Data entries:
__________________________________________________
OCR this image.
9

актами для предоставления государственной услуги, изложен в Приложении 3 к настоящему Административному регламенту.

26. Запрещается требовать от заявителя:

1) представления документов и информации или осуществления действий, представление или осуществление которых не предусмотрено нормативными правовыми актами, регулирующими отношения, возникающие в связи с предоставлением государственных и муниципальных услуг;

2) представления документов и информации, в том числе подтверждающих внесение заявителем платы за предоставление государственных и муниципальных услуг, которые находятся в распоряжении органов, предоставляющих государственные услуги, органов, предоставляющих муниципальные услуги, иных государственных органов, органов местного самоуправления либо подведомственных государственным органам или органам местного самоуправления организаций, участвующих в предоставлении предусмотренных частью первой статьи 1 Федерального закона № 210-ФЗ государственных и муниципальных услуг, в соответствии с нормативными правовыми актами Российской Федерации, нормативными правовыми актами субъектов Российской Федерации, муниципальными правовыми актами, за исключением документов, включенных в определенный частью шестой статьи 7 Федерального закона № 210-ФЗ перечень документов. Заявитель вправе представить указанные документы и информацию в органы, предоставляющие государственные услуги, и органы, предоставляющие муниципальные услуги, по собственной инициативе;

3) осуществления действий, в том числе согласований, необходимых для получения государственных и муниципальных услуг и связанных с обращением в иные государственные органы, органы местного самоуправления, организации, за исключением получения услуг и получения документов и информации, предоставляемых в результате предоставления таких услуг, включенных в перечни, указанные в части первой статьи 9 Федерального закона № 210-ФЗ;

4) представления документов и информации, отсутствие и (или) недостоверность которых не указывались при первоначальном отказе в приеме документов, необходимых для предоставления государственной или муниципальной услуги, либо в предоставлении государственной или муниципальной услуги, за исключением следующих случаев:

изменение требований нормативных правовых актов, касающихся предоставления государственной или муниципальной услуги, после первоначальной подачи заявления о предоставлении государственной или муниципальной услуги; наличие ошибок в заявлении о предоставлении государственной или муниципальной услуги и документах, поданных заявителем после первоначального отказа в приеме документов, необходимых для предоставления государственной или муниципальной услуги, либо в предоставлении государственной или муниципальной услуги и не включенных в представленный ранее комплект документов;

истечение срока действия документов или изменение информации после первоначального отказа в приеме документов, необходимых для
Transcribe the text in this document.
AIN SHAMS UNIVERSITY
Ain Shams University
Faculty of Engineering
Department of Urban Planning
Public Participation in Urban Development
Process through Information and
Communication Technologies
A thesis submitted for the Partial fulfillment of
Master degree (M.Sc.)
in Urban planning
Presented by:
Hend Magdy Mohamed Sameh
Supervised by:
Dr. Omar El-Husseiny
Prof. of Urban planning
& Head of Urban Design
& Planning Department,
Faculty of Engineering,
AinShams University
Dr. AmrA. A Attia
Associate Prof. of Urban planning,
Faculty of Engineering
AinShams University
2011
__________________________________________________
### EXERCISE DIRECTIONS
Which lines in the listing above hold the word "Urban"? Show each of them.

### FULL SOLUTION
Department of Urban Planning
Public Participation in Urban Development
in Urban planning
Prof. of Urban planning
& Head of Urban Design
Associate Prof. of Urban planning,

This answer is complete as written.